◆ Dataset records
'''

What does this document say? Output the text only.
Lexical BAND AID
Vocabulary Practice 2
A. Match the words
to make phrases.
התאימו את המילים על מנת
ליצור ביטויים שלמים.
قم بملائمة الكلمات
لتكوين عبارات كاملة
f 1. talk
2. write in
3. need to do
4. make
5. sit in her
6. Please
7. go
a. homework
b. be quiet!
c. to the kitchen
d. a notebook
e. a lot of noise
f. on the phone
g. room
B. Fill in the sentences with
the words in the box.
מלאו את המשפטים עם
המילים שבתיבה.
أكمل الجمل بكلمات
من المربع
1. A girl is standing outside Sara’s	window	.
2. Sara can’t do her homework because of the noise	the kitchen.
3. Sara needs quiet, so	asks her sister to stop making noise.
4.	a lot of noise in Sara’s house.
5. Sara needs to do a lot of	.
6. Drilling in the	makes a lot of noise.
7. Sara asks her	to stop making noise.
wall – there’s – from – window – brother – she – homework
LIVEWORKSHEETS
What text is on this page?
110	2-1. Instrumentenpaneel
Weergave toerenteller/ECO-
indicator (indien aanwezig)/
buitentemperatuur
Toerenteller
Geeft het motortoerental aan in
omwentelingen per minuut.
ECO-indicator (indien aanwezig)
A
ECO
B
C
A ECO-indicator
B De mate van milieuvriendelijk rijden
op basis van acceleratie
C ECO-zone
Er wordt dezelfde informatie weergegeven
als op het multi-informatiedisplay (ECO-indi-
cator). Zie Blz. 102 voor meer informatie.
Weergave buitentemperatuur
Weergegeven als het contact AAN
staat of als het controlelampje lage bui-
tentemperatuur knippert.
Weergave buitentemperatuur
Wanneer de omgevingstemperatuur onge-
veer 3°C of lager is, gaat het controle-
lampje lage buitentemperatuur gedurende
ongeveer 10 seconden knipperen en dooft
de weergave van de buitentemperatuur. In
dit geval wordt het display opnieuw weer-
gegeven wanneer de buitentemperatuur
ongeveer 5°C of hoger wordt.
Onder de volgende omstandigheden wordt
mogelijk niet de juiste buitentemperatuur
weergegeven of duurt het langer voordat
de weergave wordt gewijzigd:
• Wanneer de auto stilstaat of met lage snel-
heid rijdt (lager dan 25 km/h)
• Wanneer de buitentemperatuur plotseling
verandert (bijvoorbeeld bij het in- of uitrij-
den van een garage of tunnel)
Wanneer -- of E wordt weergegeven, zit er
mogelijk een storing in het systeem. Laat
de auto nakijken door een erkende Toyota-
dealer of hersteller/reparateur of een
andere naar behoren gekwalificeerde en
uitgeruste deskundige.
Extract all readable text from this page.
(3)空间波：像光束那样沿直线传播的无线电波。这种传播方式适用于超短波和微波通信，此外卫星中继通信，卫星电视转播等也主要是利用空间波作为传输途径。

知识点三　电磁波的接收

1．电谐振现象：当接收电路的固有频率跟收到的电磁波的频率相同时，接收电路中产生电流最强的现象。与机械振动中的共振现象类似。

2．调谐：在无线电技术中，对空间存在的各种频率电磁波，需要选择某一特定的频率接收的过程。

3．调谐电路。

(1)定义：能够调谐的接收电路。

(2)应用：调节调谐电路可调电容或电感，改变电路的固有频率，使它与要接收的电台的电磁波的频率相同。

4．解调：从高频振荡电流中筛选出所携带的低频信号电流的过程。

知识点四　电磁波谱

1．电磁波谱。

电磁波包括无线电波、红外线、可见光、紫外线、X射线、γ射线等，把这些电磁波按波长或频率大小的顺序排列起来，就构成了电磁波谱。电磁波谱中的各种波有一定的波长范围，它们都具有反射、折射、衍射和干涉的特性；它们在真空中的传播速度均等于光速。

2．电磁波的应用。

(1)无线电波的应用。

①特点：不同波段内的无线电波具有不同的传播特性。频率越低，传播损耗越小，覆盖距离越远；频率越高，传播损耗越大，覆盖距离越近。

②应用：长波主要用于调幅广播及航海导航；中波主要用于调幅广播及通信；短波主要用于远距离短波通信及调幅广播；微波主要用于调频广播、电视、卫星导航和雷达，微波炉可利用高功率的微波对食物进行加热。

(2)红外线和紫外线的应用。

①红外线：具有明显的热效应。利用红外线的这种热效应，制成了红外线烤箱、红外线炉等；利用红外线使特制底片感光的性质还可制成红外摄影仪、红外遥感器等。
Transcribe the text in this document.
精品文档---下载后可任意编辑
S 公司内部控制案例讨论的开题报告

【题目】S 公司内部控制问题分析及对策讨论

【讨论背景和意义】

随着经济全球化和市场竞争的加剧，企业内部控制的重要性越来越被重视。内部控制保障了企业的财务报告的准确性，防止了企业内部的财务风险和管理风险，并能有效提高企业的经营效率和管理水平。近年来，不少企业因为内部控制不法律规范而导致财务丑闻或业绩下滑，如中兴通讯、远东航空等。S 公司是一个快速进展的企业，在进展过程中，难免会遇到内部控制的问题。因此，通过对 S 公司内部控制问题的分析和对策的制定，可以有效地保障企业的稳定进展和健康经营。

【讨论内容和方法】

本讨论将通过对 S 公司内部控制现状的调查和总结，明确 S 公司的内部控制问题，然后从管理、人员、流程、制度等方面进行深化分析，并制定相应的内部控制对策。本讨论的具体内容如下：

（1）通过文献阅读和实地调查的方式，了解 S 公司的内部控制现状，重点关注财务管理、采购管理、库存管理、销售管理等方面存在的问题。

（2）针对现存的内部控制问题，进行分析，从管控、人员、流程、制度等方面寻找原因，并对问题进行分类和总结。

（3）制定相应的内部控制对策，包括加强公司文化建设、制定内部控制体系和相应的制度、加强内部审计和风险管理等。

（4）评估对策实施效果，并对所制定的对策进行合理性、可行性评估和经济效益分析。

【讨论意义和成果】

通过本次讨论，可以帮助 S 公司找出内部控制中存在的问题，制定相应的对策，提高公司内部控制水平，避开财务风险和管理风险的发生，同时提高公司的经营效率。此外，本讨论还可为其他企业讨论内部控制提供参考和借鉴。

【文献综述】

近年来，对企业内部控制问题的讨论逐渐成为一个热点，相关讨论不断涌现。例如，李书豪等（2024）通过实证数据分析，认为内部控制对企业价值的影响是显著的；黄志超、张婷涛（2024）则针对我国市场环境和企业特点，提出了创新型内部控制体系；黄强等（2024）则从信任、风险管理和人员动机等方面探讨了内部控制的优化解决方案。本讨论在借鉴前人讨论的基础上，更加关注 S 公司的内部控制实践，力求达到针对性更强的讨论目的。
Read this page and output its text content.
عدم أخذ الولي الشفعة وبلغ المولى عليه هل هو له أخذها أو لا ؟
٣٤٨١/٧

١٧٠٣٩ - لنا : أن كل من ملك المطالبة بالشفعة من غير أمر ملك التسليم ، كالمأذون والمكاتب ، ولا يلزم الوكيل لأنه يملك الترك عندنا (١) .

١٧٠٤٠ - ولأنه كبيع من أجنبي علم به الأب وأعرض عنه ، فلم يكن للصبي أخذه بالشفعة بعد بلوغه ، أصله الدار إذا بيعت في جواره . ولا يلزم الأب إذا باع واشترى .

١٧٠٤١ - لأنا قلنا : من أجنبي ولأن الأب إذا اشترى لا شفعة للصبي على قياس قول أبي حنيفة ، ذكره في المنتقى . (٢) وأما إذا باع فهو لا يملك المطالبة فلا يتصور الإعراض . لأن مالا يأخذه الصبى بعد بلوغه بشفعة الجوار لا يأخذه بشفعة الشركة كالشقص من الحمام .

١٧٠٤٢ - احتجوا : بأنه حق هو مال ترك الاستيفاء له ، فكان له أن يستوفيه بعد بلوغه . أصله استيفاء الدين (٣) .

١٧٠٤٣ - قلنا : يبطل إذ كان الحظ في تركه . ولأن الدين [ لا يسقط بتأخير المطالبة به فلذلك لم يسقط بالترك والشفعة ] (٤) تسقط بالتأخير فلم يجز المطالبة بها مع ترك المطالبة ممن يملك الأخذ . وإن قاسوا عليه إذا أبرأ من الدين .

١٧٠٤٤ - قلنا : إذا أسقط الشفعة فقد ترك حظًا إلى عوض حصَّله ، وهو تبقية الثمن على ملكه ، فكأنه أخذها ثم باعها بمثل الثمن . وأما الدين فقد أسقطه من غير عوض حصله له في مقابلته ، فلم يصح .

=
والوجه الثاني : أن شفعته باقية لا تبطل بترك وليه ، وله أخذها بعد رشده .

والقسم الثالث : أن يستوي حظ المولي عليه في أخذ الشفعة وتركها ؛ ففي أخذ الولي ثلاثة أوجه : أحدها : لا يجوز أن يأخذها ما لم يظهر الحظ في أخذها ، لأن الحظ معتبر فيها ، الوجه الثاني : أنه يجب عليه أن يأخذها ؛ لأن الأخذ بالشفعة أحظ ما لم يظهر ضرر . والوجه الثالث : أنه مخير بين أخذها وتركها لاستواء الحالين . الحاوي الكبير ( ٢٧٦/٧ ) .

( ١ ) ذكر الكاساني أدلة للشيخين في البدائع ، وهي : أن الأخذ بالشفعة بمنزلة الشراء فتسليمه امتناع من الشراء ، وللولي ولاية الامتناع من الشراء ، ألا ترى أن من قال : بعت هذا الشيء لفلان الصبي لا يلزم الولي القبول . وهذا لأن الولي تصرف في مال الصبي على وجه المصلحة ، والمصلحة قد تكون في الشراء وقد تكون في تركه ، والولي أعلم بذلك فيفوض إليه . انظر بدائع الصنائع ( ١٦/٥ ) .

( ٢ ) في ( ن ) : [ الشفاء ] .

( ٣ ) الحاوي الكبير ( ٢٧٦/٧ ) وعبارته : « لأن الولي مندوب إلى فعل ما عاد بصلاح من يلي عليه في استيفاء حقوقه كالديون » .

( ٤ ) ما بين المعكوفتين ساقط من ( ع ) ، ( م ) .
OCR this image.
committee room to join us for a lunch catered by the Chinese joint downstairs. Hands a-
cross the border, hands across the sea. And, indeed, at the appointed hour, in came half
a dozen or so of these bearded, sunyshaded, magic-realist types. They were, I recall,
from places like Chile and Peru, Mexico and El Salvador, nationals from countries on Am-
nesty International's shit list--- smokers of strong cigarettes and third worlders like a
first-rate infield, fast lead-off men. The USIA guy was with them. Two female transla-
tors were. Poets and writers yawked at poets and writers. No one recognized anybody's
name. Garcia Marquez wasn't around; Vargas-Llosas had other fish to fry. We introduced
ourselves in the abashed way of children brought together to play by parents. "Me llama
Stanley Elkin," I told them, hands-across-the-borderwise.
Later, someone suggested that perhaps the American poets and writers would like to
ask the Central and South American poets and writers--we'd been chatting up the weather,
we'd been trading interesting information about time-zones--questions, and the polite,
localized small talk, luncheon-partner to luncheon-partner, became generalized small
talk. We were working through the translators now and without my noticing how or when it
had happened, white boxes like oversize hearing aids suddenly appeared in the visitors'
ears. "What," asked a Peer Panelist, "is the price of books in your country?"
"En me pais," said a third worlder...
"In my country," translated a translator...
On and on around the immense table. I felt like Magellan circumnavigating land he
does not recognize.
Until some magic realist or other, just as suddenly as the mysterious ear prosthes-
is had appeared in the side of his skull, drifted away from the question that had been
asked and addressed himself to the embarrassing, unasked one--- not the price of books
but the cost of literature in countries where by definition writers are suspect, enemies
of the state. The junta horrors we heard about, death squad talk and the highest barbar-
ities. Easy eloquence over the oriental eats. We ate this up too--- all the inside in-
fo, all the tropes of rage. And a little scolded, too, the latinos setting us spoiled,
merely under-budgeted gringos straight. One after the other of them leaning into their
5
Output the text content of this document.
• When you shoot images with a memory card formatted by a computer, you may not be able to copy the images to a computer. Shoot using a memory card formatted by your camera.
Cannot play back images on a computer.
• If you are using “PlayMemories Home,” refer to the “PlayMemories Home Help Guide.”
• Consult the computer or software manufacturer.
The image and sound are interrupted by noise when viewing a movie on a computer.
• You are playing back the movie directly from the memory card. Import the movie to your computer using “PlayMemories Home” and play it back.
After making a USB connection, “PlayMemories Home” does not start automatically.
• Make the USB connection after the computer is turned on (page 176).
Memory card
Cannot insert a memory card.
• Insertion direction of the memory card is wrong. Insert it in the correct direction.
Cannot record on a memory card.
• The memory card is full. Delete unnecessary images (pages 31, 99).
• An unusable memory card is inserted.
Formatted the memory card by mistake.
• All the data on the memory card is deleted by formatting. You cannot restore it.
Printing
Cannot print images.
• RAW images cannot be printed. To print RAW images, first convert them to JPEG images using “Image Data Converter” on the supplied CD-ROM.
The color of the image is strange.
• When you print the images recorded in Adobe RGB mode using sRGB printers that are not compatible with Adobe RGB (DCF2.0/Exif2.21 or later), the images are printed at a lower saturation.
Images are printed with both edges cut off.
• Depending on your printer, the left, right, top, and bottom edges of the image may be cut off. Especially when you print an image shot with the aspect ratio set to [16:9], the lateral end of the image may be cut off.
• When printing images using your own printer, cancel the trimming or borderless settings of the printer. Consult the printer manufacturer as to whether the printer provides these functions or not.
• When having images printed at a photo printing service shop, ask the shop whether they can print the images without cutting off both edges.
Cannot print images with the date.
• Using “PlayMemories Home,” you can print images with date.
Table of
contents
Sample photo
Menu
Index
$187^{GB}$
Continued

'''

◆ Task to carry out
Which lines include "price"? Copy each of them out.

◆ Finished task
ears. "What," asked a Peer Panelist, "is the price of books in your country?"
asked and addressed himself to the embarrassing, unasked one--- not the price of books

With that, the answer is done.